═══ RECORDS TO PROCESS ═══

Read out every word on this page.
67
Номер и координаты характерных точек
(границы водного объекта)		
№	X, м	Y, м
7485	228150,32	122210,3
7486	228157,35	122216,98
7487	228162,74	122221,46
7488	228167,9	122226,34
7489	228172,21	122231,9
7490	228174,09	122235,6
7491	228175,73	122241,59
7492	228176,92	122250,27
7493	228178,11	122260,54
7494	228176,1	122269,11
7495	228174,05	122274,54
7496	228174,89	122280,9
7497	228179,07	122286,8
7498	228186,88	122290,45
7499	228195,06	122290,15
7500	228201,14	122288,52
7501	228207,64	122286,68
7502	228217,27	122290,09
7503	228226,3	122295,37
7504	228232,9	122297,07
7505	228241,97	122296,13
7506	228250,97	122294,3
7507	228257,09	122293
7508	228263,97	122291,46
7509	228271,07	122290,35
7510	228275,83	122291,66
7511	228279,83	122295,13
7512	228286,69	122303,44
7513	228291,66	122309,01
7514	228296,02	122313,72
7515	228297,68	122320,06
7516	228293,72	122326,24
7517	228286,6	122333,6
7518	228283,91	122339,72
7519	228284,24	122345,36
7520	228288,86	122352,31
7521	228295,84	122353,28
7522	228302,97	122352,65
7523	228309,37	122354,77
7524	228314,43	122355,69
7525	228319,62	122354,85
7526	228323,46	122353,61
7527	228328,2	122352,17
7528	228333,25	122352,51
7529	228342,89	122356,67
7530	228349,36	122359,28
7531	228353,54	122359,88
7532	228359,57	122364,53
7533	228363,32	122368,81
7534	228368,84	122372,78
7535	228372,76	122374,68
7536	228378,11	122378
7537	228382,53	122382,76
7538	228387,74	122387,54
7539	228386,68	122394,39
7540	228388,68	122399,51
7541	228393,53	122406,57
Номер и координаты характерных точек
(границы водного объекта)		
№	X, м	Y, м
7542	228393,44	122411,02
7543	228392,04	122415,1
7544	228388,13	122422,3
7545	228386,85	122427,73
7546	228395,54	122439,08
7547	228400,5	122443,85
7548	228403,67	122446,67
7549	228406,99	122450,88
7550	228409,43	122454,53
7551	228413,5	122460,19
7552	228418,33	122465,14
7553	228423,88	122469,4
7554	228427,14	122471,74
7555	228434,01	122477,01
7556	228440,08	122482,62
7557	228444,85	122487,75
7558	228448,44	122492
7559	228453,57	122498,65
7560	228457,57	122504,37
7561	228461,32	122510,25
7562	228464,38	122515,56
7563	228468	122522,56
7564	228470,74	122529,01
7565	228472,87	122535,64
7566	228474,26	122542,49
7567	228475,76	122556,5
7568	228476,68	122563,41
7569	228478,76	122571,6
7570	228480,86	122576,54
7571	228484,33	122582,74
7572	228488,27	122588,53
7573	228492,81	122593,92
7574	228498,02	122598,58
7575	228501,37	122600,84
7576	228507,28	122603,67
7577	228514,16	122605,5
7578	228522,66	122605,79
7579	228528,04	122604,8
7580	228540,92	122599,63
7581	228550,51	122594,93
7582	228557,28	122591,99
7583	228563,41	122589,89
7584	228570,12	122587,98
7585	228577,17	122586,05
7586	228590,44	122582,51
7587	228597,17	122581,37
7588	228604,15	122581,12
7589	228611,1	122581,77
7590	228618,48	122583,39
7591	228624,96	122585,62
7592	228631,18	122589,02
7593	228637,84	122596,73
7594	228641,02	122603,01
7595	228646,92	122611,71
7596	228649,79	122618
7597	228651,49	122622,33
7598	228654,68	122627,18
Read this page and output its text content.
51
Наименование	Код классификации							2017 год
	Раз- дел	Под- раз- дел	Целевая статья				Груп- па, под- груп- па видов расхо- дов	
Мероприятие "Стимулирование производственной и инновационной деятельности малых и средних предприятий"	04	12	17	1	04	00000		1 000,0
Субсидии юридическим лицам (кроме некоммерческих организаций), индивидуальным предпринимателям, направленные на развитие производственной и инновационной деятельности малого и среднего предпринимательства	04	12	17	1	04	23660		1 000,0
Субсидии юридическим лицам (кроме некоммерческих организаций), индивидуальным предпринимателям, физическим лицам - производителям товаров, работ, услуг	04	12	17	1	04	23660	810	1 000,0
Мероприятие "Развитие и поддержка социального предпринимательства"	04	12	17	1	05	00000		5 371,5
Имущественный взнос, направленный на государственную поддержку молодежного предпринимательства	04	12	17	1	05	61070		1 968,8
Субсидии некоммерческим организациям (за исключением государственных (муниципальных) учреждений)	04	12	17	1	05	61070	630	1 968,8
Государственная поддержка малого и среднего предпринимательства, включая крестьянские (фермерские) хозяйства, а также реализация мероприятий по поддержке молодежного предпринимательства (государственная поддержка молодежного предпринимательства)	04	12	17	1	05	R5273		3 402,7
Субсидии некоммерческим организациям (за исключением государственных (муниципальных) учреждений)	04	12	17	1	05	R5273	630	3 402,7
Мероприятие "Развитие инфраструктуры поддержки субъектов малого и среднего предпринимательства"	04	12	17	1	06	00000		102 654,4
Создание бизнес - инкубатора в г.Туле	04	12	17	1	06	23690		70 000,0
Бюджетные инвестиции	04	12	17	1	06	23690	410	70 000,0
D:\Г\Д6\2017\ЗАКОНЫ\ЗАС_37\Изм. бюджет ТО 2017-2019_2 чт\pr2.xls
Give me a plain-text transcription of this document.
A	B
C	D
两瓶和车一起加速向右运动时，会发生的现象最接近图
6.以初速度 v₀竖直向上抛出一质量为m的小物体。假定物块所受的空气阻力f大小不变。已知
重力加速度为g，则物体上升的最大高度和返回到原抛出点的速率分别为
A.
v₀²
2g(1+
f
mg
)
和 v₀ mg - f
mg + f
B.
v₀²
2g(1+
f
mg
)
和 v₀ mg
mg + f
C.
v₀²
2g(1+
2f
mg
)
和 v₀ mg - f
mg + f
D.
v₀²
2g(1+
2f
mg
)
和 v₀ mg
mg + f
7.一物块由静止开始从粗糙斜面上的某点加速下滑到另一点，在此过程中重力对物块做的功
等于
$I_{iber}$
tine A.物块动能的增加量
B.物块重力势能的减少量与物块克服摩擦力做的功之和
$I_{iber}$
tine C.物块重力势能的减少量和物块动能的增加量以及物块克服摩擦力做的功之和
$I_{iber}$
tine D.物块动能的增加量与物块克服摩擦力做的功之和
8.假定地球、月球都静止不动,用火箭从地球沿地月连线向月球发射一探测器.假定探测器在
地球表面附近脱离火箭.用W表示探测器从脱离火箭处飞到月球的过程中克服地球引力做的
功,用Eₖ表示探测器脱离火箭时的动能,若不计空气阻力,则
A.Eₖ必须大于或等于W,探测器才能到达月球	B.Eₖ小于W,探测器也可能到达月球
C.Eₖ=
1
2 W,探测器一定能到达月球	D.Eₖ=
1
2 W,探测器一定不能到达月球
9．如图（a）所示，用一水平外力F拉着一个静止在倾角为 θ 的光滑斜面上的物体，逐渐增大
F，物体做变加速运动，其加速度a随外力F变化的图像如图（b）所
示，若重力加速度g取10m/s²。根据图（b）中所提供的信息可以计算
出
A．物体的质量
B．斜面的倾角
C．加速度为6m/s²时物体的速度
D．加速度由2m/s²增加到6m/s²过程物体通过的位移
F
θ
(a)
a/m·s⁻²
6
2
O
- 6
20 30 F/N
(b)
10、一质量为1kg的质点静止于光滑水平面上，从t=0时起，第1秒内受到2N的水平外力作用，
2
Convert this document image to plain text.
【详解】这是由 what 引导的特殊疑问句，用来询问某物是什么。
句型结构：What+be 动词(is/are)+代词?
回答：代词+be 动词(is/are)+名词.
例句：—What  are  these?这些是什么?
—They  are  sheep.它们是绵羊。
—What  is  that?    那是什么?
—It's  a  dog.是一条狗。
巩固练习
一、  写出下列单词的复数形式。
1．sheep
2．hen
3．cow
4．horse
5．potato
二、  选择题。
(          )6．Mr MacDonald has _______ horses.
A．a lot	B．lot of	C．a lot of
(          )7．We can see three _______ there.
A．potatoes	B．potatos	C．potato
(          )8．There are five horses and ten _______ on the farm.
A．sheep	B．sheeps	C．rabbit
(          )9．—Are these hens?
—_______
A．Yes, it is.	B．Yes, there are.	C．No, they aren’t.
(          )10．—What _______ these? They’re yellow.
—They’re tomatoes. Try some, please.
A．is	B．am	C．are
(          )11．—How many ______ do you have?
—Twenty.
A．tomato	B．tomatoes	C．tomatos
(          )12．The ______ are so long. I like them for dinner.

═══

- **EXERCISE TASK**: Set down nothing but the lines from the one with "Convert this document image to plain text." through the end of the records, keeping each line exactly as written and including both ends.

- **CORRECT OUTPUT**:
Convert this document image to plain text.
【详解】这是由 what 引导的特殊疑问句，用来询问某物是什么。
句型结构：What+be 动词(is/are)+代词?
回答：代词+be 动词(is/are)+名词.
例句：—What  are  these?这些是什么?
—They  are  sheep.它们是绵羊。
—What  is  that?    那是什么?
—It's  a  dog.是一条狗。
巩固练习
一、  写出下列单词的复数形式。
1．sheep
2．hen
3．cow
4．horse
5．potato
二、  选择题。
(          )6．Mr MacDonald has _______ horses.
A．a lot	B．lot of	C．a lot of
(          )7．We can see three _______ there.
A．potatoes	B．potatos	C．potato
(          )8．There are five horses and ten _______ on the farm.
A．sheep	B．sheeps	C．rabbit
(          )9．—Are these hens?
—_______
A．Yes, it is.	B．Yes, there are.	C．No, they aren’t.
(          )10．—What _______ these? They’re yellow.
—They’re tomatoes. Try some, please.
A．is	B．am	C．are
(          )11．—How many ______ do you have?
—Twenty.
A．tomato	B．tomatoes	C．tomatos
(          )12．The ______ are so long. I like them for dinner.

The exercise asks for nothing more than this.